** What the exercise asks **
Look through the data for the string "Create". Copy every line where it is found.

** Given records **
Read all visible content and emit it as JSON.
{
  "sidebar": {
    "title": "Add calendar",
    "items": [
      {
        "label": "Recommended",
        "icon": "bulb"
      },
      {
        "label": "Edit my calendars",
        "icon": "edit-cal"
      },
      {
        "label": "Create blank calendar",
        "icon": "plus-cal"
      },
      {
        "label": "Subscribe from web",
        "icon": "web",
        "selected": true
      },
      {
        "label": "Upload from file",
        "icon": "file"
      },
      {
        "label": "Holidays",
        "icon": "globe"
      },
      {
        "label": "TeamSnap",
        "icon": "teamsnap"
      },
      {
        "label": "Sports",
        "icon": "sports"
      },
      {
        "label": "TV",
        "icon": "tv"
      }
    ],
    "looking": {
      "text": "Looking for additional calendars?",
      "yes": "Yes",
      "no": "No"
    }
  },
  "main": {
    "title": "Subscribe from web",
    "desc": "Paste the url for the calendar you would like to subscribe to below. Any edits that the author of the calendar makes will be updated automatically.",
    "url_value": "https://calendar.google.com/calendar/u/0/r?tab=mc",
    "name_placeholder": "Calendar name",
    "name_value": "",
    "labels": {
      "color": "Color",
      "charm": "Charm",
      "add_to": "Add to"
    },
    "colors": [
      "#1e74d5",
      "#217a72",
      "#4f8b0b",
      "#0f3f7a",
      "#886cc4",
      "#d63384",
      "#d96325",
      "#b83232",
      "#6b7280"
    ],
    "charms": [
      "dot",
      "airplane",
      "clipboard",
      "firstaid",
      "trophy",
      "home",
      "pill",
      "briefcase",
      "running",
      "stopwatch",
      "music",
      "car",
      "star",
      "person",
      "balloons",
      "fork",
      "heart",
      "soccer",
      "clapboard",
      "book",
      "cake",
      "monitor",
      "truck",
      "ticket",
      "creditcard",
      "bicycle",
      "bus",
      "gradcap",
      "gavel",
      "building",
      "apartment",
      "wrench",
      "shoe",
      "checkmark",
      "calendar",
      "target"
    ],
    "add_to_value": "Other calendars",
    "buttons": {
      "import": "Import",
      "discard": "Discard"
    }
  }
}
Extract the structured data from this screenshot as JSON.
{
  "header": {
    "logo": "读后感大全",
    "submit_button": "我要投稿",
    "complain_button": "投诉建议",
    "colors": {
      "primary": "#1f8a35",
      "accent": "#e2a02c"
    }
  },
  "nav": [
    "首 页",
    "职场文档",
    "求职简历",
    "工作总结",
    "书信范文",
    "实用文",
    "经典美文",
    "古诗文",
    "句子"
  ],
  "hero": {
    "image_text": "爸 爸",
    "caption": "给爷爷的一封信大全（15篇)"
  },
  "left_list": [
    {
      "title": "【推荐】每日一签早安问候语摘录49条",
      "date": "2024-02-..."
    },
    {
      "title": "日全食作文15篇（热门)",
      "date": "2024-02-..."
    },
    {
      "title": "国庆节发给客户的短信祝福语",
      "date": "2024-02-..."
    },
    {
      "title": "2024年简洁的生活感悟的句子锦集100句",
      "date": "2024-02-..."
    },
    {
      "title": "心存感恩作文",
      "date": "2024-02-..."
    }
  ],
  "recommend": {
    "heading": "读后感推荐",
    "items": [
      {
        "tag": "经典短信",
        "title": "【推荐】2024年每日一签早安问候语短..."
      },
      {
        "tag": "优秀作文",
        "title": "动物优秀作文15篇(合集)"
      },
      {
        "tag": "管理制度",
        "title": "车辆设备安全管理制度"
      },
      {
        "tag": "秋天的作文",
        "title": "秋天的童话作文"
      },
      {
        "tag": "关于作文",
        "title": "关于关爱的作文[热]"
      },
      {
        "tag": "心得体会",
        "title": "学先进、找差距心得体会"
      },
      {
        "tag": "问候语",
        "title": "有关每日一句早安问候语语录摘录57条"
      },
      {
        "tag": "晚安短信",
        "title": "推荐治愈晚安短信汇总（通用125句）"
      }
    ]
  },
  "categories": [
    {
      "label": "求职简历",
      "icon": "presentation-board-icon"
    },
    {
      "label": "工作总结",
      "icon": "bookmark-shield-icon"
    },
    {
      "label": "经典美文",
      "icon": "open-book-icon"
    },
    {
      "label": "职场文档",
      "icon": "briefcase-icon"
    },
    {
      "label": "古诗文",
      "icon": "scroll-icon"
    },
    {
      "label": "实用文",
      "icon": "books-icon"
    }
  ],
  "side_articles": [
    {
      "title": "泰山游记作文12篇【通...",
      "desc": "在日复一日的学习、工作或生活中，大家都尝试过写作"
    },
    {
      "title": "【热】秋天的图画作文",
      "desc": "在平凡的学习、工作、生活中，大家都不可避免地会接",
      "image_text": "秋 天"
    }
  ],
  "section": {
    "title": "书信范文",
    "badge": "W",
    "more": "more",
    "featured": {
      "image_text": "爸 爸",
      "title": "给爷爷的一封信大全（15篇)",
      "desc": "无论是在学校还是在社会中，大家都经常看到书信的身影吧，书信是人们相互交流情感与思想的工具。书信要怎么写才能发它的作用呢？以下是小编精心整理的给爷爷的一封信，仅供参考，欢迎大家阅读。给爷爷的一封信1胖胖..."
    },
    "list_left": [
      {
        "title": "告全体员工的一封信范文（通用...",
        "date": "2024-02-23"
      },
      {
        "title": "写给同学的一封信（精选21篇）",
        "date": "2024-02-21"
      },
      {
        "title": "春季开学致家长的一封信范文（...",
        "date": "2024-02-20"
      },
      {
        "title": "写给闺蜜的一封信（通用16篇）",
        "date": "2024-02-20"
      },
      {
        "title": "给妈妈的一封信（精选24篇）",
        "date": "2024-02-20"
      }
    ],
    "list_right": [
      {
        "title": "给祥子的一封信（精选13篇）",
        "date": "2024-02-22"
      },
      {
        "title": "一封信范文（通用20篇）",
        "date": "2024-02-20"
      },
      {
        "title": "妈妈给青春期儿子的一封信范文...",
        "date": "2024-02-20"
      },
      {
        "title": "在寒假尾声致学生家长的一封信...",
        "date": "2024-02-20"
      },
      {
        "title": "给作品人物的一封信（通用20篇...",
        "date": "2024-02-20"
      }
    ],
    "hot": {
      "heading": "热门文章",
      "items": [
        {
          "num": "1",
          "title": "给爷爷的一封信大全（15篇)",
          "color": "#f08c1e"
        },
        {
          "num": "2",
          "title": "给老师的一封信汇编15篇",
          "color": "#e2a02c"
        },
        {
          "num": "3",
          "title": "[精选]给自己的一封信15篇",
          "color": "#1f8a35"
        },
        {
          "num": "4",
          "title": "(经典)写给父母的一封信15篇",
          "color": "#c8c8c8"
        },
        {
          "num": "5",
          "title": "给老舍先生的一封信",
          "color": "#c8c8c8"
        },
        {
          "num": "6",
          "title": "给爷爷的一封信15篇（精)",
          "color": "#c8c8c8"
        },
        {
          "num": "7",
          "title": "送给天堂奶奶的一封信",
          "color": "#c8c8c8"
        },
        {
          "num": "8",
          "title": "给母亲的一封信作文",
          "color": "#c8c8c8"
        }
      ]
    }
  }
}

==

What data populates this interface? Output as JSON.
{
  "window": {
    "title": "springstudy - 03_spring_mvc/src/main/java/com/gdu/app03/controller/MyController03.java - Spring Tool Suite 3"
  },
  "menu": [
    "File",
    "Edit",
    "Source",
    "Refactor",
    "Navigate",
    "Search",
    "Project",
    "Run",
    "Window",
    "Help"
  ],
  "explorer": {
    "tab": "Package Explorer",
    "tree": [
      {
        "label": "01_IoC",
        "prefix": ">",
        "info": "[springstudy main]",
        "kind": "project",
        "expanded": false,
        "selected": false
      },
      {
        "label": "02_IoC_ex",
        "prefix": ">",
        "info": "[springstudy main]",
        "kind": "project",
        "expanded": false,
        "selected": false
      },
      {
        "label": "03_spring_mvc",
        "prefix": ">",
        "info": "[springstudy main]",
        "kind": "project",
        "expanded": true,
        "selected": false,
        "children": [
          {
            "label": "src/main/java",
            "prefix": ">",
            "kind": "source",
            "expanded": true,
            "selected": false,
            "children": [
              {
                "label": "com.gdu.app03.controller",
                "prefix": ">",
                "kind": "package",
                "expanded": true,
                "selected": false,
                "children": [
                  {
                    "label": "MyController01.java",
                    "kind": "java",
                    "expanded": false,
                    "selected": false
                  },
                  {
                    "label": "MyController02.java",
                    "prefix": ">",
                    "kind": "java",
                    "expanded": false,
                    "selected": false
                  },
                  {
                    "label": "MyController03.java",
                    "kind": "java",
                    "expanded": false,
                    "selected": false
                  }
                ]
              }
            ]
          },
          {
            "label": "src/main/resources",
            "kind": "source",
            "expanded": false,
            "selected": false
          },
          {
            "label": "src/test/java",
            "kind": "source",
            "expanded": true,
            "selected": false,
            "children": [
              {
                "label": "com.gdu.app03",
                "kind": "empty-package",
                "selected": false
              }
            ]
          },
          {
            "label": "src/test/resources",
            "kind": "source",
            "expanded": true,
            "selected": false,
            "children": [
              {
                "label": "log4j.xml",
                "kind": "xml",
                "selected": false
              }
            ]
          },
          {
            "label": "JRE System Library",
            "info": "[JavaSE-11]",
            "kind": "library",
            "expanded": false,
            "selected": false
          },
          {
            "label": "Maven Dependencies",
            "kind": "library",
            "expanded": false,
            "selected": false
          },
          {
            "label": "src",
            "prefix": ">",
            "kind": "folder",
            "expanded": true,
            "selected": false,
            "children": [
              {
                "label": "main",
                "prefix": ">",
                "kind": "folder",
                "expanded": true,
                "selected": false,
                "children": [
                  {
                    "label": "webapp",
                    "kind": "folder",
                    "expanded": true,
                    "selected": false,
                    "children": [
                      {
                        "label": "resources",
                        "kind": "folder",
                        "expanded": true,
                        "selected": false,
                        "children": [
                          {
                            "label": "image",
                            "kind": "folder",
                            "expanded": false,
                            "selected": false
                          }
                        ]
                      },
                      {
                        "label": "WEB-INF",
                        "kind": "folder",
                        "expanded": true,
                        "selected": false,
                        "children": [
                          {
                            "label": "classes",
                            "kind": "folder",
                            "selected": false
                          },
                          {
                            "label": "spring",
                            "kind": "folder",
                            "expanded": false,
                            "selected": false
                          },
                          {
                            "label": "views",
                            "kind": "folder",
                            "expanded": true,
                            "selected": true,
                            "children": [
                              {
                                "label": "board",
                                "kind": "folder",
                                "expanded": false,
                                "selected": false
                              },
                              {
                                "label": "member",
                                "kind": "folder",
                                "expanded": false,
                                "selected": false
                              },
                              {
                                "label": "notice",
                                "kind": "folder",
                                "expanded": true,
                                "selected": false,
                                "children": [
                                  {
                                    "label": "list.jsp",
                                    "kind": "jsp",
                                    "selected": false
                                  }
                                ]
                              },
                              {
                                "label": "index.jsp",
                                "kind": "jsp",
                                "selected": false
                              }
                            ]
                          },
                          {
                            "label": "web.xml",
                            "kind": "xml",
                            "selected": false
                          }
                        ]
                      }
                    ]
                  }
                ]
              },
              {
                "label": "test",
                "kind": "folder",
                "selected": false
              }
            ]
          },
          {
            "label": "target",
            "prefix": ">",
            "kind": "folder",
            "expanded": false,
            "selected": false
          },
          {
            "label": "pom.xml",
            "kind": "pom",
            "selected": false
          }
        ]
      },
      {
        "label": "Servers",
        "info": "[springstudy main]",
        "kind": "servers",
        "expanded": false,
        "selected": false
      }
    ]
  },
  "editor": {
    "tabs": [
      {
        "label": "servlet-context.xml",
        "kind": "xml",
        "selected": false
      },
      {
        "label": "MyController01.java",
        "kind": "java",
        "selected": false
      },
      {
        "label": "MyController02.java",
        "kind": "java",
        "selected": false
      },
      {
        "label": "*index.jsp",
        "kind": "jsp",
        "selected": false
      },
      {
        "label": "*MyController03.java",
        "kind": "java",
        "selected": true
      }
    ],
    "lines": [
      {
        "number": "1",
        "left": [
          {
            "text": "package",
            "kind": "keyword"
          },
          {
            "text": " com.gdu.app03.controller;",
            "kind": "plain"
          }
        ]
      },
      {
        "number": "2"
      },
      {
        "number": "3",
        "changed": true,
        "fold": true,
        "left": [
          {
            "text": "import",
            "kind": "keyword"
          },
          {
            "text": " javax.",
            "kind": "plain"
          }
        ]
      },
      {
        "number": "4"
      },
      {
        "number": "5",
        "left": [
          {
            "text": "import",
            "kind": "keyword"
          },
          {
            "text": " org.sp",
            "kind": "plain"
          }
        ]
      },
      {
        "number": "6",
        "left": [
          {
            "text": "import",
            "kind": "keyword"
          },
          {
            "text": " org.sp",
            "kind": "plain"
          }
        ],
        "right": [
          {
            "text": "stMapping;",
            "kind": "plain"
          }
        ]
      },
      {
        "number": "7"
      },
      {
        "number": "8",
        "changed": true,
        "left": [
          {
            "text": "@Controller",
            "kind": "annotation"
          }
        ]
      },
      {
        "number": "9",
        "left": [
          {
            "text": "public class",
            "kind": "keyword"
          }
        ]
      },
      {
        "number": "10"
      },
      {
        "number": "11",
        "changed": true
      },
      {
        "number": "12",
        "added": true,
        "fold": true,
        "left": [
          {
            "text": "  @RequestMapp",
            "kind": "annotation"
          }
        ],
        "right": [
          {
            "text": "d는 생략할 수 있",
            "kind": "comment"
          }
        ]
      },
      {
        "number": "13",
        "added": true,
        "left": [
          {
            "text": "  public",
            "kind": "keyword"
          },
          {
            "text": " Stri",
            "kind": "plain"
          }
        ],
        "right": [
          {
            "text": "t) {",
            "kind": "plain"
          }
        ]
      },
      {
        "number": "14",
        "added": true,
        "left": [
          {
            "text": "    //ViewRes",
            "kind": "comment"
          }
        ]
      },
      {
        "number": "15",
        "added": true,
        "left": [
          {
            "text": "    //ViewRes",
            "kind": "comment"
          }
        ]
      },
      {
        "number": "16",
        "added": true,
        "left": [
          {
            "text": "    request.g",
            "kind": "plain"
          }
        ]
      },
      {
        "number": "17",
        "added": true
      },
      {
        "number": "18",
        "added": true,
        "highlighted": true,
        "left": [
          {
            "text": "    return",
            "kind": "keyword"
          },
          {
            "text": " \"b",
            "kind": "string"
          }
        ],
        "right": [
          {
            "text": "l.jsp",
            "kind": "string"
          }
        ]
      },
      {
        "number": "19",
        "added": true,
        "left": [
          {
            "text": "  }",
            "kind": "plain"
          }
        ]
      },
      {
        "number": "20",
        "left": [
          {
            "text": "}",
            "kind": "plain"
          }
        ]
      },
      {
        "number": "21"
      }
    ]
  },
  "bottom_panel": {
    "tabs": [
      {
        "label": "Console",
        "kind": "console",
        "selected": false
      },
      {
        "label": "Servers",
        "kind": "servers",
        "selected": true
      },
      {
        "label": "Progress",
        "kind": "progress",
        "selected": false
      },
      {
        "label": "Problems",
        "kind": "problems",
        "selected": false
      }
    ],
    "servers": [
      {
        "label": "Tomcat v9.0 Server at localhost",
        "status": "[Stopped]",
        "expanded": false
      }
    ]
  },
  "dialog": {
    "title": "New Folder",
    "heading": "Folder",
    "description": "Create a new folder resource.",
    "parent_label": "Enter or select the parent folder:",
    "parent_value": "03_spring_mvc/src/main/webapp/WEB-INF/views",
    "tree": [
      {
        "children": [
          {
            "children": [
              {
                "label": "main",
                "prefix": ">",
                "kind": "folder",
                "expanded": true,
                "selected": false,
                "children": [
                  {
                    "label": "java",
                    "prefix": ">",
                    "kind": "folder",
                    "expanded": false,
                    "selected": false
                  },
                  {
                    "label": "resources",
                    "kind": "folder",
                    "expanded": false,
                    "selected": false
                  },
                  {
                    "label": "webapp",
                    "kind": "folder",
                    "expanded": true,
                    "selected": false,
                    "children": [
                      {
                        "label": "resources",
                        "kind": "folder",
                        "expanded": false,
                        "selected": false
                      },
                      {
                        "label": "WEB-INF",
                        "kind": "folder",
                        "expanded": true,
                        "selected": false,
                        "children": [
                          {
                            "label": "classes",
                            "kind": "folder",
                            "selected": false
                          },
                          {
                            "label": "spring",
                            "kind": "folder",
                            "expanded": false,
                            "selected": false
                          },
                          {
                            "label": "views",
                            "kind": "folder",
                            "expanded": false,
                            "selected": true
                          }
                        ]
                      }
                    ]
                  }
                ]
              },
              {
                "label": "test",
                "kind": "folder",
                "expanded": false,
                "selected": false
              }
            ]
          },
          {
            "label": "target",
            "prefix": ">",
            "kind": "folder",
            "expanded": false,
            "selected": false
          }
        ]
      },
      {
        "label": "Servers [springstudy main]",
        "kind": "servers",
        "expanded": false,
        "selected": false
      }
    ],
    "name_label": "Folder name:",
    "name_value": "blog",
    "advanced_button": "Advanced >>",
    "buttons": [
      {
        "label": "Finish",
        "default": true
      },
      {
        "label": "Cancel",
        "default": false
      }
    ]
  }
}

** Exercise solution **
        "label": "Create blank calendar",
    "description": "Create a new folder resource.",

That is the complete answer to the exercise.